Consigne >> Prolongez le texte sur la misère des habitants de l'Atlas et des autres régions délaissées, en reprenant juste après sa dernière phrase.

Texte >>
Les habitants de ces régions n’ont que leurs maigres bras et de modestes ressources pour survivre. Ils utilisent comme montures leurs misérables ânes, en été, pour faire des kilomètres, à la recherche d’un peu d’eau pour eux et pour leurs bêtes et, en hiver, à la recherche de quelques brindilles pour se réchauffer et se protéger des terribles vagues de froid. Que viennent à sévir la sécheresse ou les tempêtes de pluie ou de neige, les voilà victimes de maladies et autres malheurs. Le plus insolite c’est qu’ils ont fini par préférer la sécheresse aux dégâts du froid, du gel, du verglas et de la pluie qui terrassent les maisons, si on peut parler de maisons à propos des pauvres masures qui tombent en ruines. Tout ceci a lieu en l’absence totale des services publics et, du silence complice des partis et des organisations qui réservent leurs larmes et protestations aux questions ayant trait à la « Umma » dont ils célèbrent les martyres et prennent en charge les vivants. Qui se rappelle d’Anfgou et de ses trente enfants victimes innocentes du froid. Des drames semblables sont légion. Qui se rappelle du séisme qui a frappé l’extrême nord du pays où les survivants dorment, quatre ans après le drame, à la belle étoile. Qui se soucie des héroïques enfants de l’Atlas, aujourd’hui oubliés, abandonnés et seuls face au froid et la misère. Les prétendus « frères » et « camarades » ne se rappellent d’eux qu’à des fins inavouables. Cependant, l’argent de ce peuple est dépensé par milliards dans des projets chimériques et des célébrations aussi risibles qu’injustes. Tout cet argent dans de véritables projets de développement des régions exsangues, marginalisées, victimes de la faim, de la soif, du froid, de la désertification, de l’exclusion et du Makhzen : l’Atlas, le sud-est, les Aït Baamrane, les Ihahen, Sidi Ifni, Boumal N’Dades, Aït Rkha, Sefrou et autres contrées.

Informations >>
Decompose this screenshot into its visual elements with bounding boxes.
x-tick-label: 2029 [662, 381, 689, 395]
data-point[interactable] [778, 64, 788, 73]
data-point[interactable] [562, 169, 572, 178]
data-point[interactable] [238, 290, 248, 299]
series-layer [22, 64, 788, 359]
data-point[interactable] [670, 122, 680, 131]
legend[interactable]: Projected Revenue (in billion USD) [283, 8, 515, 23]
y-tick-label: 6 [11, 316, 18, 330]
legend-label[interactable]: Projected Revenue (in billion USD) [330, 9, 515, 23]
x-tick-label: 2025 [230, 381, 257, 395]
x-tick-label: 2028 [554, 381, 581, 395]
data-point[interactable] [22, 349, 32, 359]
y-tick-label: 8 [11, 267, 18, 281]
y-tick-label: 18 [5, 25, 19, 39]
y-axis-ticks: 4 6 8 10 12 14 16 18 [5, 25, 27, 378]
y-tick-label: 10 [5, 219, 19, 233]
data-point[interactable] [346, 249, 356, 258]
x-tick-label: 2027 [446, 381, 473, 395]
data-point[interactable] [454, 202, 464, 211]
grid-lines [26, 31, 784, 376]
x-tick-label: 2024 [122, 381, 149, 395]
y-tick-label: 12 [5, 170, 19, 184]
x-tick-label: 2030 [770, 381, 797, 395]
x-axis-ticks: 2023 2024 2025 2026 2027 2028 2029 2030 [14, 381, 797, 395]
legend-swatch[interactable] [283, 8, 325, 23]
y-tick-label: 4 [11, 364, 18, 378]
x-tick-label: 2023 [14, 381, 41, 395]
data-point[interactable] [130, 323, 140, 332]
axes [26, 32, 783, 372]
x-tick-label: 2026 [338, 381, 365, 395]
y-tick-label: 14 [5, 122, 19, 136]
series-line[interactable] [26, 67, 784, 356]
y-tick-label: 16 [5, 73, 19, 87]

Réponse attendue >>
Les imaginations criminelles s’ingénient à inventer de nouvelles formes d’exclusion et de déportation. Les autorités d’Ifni ont utilisé récemment des lance-pierres contre les manifestants. La politique d’éradication de berbères a poussé les responsables à imposer l’introduction des sangliers dans des régions agricoles et, imposé de lourdes peines à toute tentative de braconnage contre ces « vaches du Makhzen ». Les paysans Aït Atab sont dans l’impossibilité de se déplacer et de s’occuper de leurs cultures. Ceci est à ajouter aux quatorze siècles d’occupation. Nos espoirs d’une vie meilleure et d’un avenir de paix et de prospérité dans un pays qui assure à ses enfants la fierté d’être ce qu’ils sont et non ce que veulent en faire les fossoyeurs d’identité, de culture et d’histoire ; ni ce que veulent les pourvoyeurs de projets qui nous sont étrangers et qui arborent les slogans de la race unique, de la religion unique et de la langue prétendument unique.
Chaque fois qu’un arabe d’Orient meurt, de son propre fait, les prétendus « frères et camarades » se précipitent pour exiger de nous la solidarité et le Jihad. Ils nous submergent de sermons, lancent contre nous les anathèmes et terrorisent ceux qui comme moi, osent les dénoncer.
Entretemps, les femmes et les enfants du Soudan sont massacrés par milliers, les Kurdes et les Chaldéens d’Irak sont exterminés, Abbas et Haniyeh, les « frères » s’entretuent. Etre solidaires de qui ? Lesquels de leurs morts iront en enfer ou au paradis ? Hier encore, ils saluaient la victoire de leurs « Moudjahidine Afghan » ; aujourd’hui, les mêmes s’entretuent. Leurs rêves ne sont pas les nôtres. Pour eux, nous ne serions autorisés à rêver de pain, d’eau, de couvertures, de paix et d’air que lorsque cesseront leurs querelles, leurs guerres. Pour que leur victoire soit totale, tant que les problèmes de la « Umma » ne sont pas résolus, il faudrait que nous mourions tous, nous les montagnards, de froid, de misère, d’exclusion et de silence.